* **Requirements**:
Please write out the complete listing that follows, exactly as it reads.

* **Items**:
####

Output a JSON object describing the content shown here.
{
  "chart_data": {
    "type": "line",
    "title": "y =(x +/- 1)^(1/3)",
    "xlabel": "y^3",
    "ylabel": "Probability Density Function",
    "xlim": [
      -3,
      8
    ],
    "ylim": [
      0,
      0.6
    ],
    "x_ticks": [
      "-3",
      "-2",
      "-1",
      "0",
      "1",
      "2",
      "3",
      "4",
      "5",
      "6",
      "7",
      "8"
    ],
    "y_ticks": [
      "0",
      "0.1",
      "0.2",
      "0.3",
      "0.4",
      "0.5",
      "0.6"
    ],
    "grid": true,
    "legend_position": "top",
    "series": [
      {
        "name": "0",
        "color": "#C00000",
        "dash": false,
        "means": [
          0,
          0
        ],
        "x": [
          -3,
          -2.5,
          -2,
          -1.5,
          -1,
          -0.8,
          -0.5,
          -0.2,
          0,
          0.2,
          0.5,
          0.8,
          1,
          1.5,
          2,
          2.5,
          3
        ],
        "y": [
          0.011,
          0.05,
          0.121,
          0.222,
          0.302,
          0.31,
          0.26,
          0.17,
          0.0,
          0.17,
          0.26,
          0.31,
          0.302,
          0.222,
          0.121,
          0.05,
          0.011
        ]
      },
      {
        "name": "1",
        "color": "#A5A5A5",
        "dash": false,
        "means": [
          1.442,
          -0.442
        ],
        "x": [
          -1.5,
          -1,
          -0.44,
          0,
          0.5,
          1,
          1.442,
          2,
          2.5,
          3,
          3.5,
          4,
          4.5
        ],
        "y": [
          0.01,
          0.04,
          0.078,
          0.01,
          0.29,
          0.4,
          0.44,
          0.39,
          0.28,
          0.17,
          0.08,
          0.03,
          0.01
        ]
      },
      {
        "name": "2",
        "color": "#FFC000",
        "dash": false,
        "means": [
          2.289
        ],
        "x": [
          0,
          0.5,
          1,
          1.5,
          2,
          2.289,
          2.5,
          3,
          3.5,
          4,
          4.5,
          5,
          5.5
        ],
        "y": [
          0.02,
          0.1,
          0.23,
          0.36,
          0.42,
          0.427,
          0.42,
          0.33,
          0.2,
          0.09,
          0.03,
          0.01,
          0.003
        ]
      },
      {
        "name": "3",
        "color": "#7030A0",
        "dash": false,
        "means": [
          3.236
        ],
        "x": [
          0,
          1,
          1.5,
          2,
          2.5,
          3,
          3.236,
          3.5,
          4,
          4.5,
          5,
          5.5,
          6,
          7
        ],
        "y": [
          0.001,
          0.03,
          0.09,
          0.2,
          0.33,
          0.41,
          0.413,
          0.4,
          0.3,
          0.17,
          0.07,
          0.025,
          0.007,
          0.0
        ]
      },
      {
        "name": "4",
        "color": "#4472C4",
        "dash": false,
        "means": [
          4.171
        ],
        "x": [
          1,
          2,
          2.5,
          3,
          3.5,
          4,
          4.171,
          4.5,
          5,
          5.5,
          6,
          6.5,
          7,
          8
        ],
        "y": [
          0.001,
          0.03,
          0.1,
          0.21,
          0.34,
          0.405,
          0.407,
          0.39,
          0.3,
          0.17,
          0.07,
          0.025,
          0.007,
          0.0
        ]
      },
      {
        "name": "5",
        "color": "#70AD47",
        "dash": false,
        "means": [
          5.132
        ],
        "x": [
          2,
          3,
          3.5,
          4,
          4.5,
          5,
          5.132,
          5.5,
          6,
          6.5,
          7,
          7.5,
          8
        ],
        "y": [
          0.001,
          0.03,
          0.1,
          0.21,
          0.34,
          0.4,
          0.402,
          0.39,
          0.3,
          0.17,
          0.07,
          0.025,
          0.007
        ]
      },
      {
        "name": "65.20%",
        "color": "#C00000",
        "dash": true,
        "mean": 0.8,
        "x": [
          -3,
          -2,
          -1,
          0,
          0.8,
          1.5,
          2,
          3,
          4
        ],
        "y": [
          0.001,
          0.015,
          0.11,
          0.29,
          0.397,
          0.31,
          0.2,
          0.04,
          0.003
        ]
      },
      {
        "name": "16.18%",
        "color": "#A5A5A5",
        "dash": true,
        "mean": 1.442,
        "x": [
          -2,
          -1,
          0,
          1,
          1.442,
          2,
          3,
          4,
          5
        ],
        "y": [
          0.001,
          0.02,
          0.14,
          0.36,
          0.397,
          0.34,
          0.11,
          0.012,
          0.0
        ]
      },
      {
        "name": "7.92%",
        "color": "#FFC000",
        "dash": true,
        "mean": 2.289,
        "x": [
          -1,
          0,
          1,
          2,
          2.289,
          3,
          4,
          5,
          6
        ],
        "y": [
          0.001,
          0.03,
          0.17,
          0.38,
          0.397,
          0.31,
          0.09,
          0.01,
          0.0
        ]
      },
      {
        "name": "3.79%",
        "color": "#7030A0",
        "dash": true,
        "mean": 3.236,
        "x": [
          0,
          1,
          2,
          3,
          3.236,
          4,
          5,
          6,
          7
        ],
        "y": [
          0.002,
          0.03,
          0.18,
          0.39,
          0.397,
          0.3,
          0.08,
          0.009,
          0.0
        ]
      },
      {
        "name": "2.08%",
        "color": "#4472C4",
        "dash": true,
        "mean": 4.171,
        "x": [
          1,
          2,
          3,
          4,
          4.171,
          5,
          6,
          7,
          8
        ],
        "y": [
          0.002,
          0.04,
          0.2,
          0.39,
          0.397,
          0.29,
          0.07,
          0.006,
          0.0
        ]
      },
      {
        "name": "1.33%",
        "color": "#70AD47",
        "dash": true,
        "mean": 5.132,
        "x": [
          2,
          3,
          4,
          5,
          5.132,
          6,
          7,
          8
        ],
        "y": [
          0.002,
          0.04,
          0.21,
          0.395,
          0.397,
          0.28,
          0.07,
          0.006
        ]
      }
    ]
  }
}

####

* **Finished task**:
Output a JSON object describing the content shown here.
{
  "chart_data": {
    "type": "line",
    "title": "y =(x +/- 1)^(1/3)",
    "xlabel": "y^3",
    "ylabel": "Probability Density Function",
    "xlim": [
      -3,
      8
    ],
    "ylim": [
      0,
      0.6
    ],
    "x_ticks": [
      "-3",
      "-2",
      "-1",
      "0",
      "1",
      "2",
      "3",
      "4",
      "5",
      "6",
      "7",
      "8"
    ],
    "y_ticks": [
      "0",
      "0.1",
      "0.2",
      "0.3",
      "0.4",
      "0.5",
      "0.6"
    ],
    "grid": true,
    "legend_position": "top",
    "series": [
      {
        "name": "0",
        "color": "#C00000",
        "dash": false,
        "means": [
          0,
          0
        ],
        "x": [
          -3,
          -2.5,
          -2,
          -1.5,
          -1,
          -0.8,
          -0.5,
          -0.2,
          0,
          0.2,
          0.5,
          0.8,
          1,
          1.5,
          2,
          2.5,
          3
        ],
        "y": [
          0.011,
          0.05,
          0.121,
          0.222,
          0.302,
          0.31,
          0.26,
          0.17,
          0.0,
          0.17,
          0.26,
          0.31,
          0.302,
          0.222,
          0.121,
          0.05,
          0.011
        ]
      },
      {
        "name": "1",
        "color": "#A5A5A5",
        "dash": false,
        "means": [
          1.442,
          -0.442
        ],
        "x": [
          -1.5,
          -1,
          -0.44,
          0,
          0.5,
          1,
          1.442,
          2,
          2.5,
          3,
          3.5,
          4,
          4.5
        ],
        "y": [
          0.01,
          0.04,
          0.078,
          0.01,
          0.29,
          0.4,
          0.44,
          0.39,
          0.28,
          0.17,
          0.08,
          0.03,
          0.01
        ]
      },
      {
        "name": "2",
        "color": "#FFC000",
        "dash": false,
        "means": [
          2.289
        ],
        "x": [
          0,
          0.5,
          1,
          1.5,
          2,
          2.289,
          2.5,
          3,
          3.5,
          4,
          4.5,
          5,
          5.5
        ],
        "y": [
          0.02,
          0.1,
          0.23,
          0.36,
          0.42,
          0.427,
          0.42,
          0.33,
          0.2,
          0.09,
          0.03,
          0.01,
          0.003
        ]
      },
      {
        "name": "3",
        "color": "#7030A0",
        "dash": false,
        "means": [
          3.236
        ],
        "x": [
          0,
          1,
          1.5,
          2,
          2.5,
          3,
          3.236,
          3.5,
          4,
          4.5,
          5,
          5.5,
          6,
          7
        ],
        "y": [
          0.001,
          0.03,
          0.09,
          0.2,
          0.33,
          0.41,
          0.413,
          0.4,
          0.3,
          0.17,
          0.07,
          0.025,
          0.007,
          0.0
        ]
      },
      {
        "name": "4",
        "color": "#4472C4",
        "dash": false,
        "means": [
          4.171
        ],
        "x": [
          1,
          2,
          2.5,
          3,
          3.5,
          4,
          4.171,
          4.5,
          5,
          5.5,
          6,
          6.5,
          7,
          8
        ],
        "y": [
          0.001,
          0.03,
          0.1,
          0.21,
          0.34,
          0.405,
          0.407,
          0.39,
          0.3,
          0.17,
          0.07,
          0.025,
          0.007,
          0.0
        ]
      },
      {
        "name": "5",
        "color": "#70AD47",
        "dash": false,
        "means": [
          5.132
        ],
        "x": [
          2,
          3,
          3.5,
          4,
          4.5,
          5,
          5.132,
          5.5,
          6,
          6.5,
          7,
          7.5,
          8
        ],
        "y": [
          0.001,
          0.03,
          0.1,
          0.21,
          0.34,
          0.4,
          0.402,
          0.39,
          0.3,
          0.17,
          0.07,
          0.025,
          0.007
        ]
      },
      {
        "name": "65.20%",
        "color": "#C00000",
        "dash": true,
        "mean": 0.8,
        "x": [
          -3,
          -2,
          -1,
          0,
          0.8,
          1.5,
          2,
          3,
          4
        ],
        "y": [
          0.001,
          0.015,
          0.11,
          0.29,
          0.397,
          0.31,
          0.2,
          0.04,
          0.003
        ]
      },
      {
        "name": "16.18%",
        "color": "#A5A5A5",
        "dash": true,
        "mean": 1.442,
        "x": [
          -2,
          -1,
          0,
          1,
          1.442,
          2,
          3,
          4,
          5
        ],
        "y": [
          0.001,
          0.02,
          0.14,
          0.36,
          0.397,
          0.34,
          0.11,
          0.012,
          0.0
        ]
      },
      {
        "name": "7.92%",
        "color": "#FFC000",
        "dash": true,
        "mean": 2.289,
        "x": [
          -1,
          0,
          1,
          2,
          2.289,
          3,
          4,
          5,
          6
        ],
        "y": [
          0.001,
          0.03,
          0.17,
          0.38,
          0.397,
          0.31,
          0.09,
          0.01,
          0.0
        ]
      },
      {
        "name": "3.79%",
        "color": "#7030A0",
        "dash": true,
        "mean": 3.236,
        "x": [
          0,
          1,
          2,
          3,
          3.236,
          4,
          5,
          6,
          7
        ],
        "y": [
          0.002,
          0.03,
          0.18,
          0.39,
          0.397,
          0.3,
          0.08,
          0.009,
          0.0
        ]
      },
      {
        "name": "2.08%",
        "color": "#4472C4",
        "dash": true,
        "mean": 4.171,
        "x": [
          1,
          2,
          3,
          4,
          4.171,
          5,
          6,
          7,
          8
        ],
        "y": [
          0.002,
          0.04,
          0.2,
          0.39,
          0.397,
          0.29,
          0.07,
          0.006,
          0.0
        ]
      },
      {
        "name": "1.33%",
        "color": "#70AD47",
        "dash": true,
        "mean": 5.132,
        "x": [
          2,
          3,
          4,
          5,
          5.132,
          6,
          7,
          8
        ],
        "y": [
          0.002,
          0.04,
          0.21,
          0.395,
          0.397,
          0.28,
          0.07,
          0.006
        ]
      }
    ]
  }
}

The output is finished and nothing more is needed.